What is expected —
Report how many lines hold the string "Heat". Give the number and nothing else.

- - - - -

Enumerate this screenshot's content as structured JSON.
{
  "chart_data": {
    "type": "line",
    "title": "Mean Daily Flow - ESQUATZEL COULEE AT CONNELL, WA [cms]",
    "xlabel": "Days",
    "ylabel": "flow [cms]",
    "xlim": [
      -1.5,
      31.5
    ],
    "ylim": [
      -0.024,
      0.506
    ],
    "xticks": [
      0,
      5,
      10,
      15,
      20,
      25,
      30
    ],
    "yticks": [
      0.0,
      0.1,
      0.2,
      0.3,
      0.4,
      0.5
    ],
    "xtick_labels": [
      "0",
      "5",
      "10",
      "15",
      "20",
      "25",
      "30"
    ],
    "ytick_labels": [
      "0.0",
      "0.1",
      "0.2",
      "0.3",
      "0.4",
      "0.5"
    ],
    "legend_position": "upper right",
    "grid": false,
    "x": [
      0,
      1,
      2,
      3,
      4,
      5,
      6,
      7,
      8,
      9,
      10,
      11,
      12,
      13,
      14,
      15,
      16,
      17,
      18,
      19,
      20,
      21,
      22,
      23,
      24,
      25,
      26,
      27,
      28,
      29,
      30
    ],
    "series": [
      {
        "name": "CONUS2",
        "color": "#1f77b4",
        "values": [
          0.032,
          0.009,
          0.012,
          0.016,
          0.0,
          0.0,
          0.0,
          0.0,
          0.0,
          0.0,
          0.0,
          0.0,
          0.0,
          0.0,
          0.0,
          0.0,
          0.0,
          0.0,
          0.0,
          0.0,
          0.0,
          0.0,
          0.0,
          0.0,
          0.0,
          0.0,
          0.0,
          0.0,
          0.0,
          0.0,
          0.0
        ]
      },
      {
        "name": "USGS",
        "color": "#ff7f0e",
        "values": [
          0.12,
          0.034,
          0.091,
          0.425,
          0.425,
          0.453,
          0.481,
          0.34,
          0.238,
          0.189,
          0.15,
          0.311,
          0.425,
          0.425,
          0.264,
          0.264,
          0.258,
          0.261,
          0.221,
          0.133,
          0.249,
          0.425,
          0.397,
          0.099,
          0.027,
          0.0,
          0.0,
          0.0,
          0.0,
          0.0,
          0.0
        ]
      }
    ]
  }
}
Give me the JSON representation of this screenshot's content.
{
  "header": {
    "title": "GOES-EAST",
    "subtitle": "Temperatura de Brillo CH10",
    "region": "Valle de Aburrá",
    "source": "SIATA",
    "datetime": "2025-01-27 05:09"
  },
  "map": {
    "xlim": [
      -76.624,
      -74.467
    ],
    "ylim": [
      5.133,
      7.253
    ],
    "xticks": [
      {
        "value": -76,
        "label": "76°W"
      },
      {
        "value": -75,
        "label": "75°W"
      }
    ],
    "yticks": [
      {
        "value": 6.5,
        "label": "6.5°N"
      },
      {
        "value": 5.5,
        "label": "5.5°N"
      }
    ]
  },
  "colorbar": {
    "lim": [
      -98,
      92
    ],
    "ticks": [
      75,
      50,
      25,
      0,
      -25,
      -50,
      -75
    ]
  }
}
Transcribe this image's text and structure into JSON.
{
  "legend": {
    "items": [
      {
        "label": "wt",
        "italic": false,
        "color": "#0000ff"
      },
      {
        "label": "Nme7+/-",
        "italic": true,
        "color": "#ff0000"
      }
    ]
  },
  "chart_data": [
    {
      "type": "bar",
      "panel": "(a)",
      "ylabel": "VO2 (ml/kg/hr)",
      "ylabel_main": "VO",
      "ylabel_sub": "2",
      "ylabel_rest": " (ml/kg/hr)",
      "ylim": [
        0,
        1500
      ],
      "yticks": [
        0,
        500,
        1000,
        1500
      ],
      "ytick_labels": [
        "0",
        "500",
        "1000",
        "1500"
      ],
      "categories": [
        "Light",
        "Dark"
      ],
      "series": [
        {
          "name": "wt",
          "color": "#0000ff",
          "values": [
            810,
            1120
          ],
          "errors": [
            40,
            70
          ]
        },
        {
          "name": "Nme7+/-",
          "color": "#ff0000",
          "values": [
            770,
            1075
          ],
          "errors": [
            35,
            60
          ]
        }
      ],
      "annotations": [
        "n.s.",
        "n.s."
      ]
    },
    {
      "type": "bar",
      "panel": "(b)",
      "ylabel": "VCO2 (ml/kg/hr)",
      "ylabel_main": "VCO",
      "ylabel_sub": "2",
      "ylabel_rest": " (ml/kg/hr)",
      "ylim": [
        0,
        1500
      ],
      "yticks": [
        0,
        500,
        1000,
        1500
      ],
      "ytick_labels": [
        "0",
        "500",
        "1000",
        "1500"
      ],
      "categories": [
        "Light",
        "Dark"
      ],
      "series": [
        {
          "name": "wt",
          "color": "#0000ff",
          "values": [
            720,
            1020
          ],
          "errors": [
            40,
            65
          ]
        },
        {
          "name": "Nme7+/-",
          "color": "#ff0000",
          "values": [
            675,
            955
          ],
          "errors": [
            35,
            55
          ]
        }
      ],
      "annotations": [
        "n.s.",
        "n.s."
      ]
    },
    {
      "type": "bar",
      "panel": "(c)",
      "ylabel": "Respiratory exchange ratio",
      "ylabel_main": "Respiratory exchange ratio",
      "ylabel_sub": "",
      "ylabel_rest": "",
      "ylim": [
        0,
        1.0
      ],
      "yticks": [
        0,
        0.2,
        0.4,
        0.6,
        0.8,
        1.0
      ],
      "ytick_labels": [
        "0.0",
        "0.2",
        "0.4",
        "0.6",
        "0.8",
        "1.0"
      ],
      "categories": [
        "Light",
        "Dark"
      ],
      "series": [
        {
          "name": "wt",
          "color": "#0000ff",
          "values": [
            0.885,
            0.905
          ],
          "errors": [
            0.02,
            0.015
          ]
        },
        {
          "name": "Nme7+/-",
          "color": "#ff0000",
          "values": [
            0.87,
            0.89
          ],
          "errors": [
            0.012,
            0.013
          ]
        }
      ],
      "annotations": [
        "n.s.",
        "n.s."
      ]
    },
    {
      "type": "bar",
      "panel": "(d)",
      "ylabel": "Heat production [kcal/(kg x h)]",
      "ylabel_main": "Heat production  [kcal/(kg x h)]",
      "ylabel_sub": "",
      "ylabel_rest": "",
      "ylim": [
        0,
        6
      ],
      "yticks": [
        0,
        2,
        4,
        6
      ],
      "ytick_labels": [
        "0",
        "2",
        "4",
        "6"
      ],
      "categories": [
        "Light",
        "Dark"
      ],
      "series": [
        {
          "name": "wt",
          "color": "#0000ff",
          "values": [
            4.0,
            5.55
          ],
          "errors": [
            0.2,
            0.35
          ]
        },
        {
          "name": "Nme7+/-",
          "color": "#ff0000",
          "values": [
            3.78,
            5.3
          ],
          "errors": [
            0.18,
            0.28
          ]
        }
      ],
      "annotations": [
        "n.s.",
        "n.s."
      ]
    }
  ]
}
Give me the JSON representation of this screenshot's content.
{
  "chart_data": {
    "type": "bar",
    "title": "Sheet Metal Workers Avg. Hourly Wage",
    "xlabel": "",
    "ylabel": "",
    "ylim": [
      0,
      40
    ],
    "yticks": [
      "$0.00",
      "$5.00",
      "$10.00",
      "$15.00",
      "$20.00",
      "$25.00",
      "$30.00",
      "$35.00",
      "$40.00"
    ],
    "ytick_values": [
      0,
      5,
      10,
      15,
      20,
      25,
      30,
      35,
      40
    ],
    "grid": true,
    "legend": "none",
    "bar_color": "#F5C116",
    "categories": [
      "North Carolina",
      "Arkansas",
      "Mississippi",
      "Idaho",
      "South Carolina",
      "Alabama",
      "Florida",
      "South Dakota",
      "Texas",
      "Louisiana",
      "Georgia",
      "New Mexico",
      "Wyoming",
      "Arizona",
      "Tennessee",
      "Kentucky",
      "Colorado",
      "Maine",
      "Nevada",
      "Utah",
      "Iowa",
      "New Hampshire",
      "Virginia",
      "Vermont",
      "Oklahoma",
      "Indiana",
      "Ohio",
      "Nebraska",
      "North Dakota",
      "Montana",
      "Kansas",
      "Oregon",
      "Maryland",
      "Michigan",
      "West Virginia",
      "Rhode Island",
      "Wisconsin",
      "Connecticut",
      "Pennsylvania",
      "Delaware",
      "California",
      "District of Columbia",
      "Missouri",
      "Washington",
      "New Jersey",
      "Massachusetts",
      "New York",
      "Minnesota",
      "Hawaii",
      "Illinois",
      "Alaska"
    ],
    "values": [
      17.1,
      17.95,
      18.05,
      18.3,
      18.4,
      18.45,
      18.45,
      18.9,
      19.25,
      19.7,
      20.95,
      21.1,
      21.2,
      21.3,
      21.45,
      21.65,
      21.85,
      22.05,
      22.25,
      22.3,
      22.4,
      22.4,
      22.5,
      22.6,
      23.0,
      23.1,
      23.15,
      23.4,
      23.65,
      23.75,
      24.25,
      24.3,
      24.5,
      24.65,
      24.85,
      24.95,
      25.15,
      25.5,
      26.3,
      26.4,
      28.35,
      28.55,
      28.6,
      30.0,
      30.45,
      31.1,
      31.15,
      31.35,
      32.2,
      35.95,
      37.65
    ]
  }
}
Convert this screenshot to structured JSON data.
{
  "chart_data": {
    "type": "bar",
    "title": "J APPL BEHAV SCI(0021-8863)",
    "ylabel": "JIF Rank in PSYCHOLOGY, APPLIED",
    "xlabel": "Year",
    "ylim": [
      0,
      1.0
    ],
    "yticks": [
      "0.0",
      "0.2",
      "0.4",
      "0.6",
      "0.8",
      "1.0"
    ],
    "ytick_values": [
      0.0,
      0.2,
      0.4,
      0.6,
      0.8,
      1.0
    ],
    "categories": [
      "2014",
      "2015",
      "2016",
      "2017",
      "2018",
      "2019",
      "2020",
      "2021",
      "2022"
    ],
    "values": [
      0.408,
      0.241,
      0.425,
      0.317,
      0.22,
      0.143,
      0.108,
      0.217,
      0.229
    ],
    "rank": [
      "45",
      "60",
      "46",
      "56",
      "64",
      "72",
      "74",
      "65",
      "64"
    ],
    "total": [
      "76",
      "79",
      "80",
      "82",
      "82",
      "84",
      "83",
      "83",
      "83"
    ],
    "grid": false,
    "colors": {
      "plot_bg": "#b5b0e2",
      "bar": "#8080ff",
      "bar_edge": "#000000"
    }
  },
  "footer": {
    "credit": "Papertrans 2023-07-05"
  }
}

- - - - -

Solution to this problem —
2